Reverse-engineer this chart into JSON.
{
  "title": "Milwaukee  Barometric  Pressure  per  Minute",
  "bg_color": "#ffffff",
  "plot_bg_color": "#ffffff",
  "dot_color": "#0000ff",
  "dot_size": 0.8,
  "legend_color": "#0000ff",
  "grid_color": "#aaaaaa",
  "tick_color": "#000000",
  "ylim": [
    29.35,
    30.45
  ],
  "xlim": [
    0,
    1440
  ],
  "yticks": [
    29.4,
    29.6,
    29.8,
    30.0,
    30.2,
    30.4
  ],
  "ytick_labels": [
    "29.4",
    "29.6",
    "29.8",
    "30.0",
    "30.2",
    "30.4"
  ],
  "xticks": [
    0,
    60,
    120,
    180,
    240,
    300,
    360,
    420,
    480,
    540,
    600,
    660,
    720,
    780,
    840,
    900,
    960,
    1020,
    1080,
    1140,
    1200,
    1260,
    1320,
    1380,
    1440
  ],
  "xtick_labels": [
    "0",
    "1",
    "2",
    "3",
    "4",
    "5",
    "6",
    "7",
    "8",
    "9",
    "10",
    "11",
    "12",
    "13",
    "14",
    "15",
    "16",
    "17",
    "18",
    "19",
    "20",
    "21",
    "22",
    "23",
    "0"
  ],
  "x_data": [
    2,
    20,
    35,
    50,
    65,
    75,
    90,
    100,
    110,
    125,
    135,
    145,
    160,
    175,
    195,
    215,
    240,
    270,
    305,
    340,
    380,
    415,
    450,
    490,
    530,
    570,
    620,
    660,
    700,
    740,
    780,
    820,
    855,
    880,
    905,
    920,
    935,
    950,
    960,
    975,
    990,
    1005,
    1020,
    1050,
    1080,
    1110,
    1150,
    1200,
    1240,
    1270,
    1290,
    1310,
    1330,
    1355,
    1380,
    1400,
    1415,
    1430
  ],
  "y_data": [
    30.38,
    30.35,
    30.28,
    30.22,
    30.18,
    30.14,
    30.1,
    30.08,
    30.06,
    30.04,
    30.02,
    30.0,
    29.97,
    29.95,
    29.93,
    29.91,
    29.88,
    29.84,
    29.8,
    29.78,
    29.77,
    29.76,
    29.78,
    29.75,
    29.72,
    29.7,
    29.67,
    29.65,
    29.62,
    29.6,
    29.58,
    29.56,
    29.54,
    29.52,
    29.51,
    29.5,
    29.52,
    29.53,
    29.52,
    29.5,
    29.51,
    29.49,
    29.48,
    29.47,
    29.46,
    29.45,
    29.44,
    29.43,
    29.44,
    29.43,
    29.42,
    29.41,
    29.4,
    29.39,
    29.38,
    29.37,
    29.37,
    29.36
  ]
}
────────────────
Request:
Each line that holds the string "ffffff" counts once; give the total and nothing else.

Result for this task:
2